---------- RECORDS SUPPLIED

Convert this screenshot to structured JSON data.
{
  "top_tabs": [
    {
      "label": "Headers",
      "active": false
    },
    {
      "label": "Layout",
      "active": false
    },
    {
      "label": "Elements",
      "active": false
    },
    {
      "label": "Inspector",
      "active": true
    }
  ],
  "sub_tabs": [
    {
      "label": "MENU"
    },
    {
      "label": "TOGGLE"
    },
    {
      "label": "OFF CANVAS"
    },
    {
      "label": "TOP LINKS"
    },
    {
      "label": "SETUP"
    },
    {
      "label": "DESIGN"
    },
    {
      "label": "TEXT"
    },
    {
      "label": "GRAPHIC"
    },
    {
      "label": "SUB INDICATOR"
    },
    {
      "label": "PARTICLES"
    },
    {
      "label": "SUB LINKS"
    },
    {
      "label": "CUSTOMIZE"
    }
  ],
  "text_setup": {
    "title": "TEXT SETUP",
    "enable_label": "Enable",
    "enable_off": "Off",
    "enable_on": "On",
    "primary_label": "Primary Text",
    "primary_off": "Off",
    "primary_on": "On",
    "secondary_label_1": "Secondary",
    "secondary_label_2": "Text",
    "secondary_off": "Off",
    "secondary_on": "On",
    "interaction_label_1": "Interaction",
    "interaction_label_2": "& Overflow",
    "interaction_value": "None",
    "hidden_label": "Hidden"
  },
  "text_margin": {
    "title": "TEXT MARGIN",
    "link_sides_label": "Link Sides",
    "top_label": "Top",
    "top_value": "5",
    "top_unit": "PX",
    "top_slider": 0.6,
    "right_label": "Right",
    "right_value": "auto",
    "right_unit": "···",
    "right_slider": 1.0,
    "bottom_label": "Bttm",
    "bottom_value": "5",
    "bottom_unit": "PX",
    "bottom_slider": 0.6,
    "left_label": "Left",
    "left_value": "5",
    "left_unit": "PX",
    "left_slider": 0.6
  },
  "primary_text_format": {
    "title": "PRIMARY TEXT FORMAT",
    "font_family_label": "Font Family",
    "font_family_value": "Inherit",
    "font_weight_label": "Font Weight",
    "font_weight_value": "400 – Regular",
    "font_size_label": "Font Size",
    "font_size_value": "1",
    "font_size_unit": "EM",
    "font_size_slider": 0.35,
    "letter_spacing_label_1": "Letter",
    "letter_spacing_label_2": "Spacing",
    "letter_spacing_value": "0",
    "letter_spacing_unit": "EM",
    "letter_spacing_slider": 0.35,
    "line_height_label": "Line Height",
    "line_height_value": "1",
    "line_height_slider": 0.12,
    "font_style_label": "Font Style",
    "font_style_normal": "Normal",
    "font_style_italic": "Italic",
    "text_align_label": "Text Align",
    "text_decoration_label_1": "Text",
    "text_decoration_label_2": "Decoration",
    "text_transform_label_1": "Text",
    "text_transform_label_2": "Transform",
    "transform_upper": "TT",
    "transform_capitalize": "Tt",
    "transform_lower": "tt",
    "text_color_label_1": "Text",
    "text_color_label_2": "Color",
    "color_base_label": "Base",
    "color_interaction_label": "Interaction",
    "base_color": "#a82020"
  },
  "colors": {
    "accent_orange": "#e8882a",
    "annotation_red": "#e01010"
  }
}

--------------------

SET TASK => Copy out each line exactly.

FINAL RESULT =>
Convert this screenshot to structured JSON data.
{
  "top_tabs": [
    {
      "label": "Headers",
      "active": false
    },
    {
      "label": "Layout",
      "active": false
    },
    {
      "label": "Elements",
      "active": false
    },
    {
      "label": "Inspector",
      "active": true
    }
  ],
  "sub_tabs": [
    {
      "label": "MENU"
    },
    {
      "label": "TOGGLE"
    },
    {
      "label": "OFF CANVAS"
    },
    {
      "label": "TOP LINKS"
    },
    {
      "label": "SETUP"
    },
    {
      "label": "DESIGN"
    },
    {
      "label": "TEXT"
    },
    {
      "label": "GRAPHIC"
    },
    {
      "label": "SUB INDICATOR"
    },
    {
      "label": "PARTICLES"
    },
    {
      "label": "SUB LINKS"
    },
    {
      "label": "CUSTOMIZE"
    }
  ],
  "text_setup": {
    "title": "TEXT SETUP",
    "enable_label": "Enable",
    "enable_off": "Off",
    "enable_on": "On",
    "primary_label": "Primary Text",
    "primary_off": "Off",
    "primary_on": "On",
    "secondary_label_1": "Secondary",
    "secondary_label_2": "Text",
    "secondary_off": "Off",
    "secondary_on": "On",
    "interaction_label_1": "Interaction",
    "interaction_label_2": "& Overflow",
    "interaction_value": "None",
    "hidden_label": "Hidden"
  },
  "text_margin": {
    "title": "TEXT MARGIN",
    "link_sides_label": "Link Sides",
    "top_label": "Top",
    "top_value": "5",
    "top_unit": "PX",
    "top_slider": 0.6,
    "right_label": "Right",
    "right_value": "auto",
    "right_unit": "···",
    "right_slider": 1.0,
    "bottom_label": "Bttm",
    "bottom_value": "5",
    "bottom_unit": "PX",
    "bottom_slider": 0.6,
    "left_label": "Left",
    "left_value": "5",
    "left_unit": "PX",
    "left_slider": 0.6
  },
  "primary_text_format": {
    "title": "PRIMARY TEXT FORMAT",
    "font_family_label": "Font Family",
    "font_family_value": "Inherit",
    "font_weight_label": "Font Weight",
    "font_weight_value": "400 – Regular",
    "font_size_label": "Font Size",
    "font_size_value": "1",
    "font_size_unit": "EM",
    "font_size_slider": 0.35,
    "letter_spacing_label_1": "Letter",
    "letter_spacing_label_2": "Spacing",
    "letter_spacing_value": "0",
    "letter_spacing_unit": "EM",
    "letter_spacing_slider": 0.35,
    "line_height_label": "Line Height",
    "line_height_value": "1",
    "line_height_slider": 0.12,
    "font_style_label": "Font Style",
    "font_style_normal": "Normal",
    "font_style_italic": "Italic",
    "text_align_label": "Text Align",
    "text_decoration_label_1": "Text",
    "text_decoration_label_2": "Decoration",
    "text_transform_label_1": "Text",
    "text_transform_label_2": "Transform",
    "transform_upper": "TT",
    "transform_capitalize": "Tt",
    "transform_lower": "tt",
    "text_color_label_1": "Text",
    "text_color_label_2": "Color",
    "color_base_label": "Base",
    "color_interaction_label": "Interaction",
    "base_color": "#a82020"
  },
  "colors": {
    "accent_orange": "#e8882a",
    "annotation_red": "#e01010"
  }
}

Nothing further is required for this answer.